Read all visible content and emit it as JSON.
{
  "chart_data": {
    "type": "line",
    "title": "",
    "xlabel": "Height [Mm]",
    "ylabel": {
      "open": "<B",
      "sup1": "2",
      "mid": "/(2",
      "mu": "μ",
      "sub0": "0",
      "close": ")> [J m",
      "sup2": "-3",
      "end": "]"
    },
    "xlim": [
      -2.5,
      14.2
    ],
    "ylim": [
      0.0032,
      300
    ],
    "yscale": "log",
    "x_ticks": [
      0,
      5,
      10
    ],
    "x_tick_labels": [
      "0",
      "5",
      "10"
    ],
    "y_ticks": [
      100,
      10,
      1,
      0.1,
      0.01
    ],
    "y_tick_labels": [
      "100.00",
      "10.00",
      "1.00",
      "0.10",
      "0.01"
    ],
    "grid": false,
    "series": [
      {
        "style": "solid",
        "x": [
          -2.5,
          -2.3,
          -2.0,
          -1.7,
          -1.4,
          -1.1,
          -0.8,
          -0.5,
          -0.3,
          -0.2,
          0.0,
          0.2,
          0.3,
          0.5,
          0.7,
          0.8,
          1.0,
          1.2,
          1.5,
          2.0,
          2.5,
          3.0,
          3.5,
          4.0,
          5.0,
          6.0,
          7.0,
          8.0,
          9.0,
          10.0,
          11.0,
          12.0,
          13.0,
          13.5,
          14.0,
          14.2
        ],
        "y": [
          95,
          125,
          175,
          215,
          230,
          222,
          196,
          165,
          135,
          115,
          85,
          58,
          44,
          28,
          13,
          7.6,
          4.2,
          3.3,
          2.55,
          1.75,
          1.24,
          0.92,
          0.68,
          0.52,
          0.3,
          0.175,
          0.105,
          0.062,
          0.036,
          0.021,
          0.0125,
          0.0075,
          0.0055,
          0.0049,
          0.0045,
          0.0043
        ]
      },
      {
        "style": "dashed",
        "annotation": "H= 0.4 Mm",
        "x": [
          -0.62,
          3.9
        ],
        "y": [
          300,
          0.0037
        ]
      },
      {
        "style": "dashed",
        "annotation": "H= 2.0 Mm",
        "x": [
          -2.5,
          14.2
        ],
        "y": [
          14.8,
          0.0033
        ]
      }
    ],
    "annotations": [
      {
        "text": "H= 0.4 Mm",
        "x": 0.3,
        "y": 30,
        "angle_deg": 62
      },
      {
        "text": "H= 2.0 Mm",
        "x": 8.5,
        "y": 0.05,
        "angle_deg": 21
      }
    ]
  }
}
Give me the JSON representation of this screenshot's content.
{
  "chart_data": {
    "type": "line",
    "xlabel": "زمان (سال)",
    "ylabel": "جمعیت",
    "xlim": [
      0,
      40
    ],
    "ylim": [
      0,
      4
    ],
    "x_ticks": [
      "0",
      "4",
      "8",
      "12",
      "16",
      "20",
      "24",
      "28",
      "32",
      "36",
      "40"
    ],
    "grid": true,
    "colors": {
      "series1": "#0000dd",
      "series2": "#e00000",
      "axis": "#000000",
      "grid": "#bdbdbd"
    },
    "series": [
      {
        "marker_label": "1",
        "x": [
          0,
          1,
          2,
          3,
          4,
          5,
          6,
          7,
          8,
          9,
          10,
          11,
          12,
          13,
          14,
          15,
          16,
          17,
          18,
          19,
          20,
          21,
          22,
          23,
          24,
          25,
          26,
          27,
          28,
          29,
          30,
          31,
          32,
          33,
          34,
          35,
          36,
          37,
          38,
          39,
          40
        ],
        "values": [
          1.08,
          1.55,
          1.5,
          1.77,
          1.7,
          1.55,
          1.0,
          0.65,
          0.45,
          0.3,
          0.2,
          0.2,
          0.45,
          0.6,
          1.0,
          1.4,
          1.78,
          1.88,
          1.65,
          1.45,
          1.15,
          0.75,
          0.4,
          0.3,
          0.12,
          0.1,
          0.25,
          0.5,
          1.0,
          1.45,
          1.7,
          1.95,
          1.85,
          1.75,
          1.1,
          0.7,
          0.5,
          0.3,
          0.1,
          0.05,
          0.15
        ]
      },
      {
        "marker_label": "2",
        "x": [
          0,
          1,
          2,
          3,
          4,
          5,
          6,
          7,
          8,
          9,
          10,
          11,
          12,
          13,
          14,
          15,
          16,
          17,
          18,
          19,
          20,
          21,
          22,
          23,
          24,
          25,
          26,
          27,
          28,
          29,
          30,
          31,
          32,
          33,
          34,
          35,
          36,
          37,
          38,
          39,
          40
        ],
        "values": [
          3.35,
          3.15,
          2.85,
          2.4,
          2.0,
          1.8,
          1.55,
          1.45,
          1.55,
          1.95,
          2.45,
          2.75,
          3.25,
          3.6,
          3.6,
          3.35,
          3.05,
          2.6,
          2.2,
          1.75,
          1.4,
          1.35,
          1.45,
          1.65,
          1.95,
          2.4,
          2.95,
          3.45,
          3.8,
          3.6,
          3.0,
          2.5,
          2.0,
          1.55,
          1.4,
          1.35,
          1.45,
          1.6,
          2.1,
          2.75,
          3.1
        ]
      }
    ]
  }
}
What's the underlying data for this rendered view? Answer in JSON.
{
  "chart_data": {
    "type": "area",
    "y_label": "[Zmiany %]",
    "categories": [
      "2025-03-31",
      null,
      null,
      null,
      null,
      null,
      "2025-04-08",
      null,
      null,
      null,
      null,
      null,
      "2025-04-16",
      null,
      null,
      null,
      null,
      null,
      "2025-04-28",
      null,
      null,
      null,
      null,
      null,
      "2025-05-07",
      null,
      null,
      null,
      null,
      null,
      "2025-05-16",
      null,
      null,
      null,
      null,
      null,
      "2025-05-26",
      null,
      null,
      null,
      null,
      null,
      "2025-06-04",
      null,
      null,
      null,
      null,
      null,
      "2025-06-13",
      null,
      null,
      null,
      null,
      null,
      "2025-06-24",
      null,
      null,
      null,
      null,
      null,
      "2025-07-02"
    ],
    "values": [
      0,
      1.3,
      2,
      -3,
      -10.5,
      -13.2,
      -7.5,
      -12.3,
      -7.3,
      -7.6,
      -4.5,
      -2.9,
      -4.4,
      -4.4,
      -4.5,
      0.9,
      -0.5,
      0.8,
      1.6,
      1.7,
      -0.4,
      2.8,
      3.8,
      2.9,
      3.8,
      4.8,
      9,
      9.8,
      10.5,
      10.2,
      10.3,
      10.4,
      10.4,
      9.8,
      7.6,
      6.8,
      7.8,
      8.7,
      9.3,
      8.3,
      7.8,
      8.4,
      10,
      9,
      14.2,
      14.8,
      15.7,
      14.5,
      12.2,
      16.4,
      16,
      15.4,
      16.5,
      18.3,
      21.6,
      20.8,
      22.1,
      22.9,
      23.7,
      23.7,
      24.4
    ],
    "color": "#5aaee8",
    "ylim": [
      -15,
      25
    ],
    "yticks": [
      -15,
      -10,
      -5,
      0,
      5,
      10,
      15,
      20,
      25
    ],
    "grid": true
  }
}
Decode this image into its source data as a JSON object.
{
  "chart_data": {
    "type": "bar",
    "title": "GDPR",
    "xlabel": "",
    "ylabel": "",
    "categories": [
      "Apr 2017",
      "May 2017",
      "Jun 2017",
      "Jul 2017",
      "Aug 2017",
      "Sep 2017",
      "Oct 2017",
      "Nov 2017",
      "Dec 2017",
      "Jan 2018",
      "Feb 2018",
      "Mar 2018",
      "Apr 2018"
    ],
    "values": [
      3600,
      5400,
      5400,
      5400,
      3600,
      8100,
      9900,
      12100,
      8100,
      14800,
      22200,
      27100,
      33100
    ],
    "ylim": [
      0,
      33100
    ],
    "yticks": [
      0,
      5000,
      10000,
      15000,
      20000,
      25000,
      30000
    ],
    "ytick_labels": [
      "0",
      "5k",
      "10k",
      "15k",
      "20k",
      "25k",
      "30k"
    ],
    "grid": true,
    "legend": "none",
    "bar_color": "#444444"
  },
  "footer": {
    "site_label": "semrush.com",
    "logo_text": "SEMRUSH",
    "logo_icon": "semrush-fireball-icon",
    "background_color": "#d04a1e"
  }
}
+ + +
Your task: Pick out the lines above that hold the string "JSON" and show them.

Final result:
Read all visible content and emit it as JSON.
Give me the JSON representation of this screenshot's content.
What's the underlying data for this rendered view? Answer in JSON.
Decode this image into its source data as a JSON object.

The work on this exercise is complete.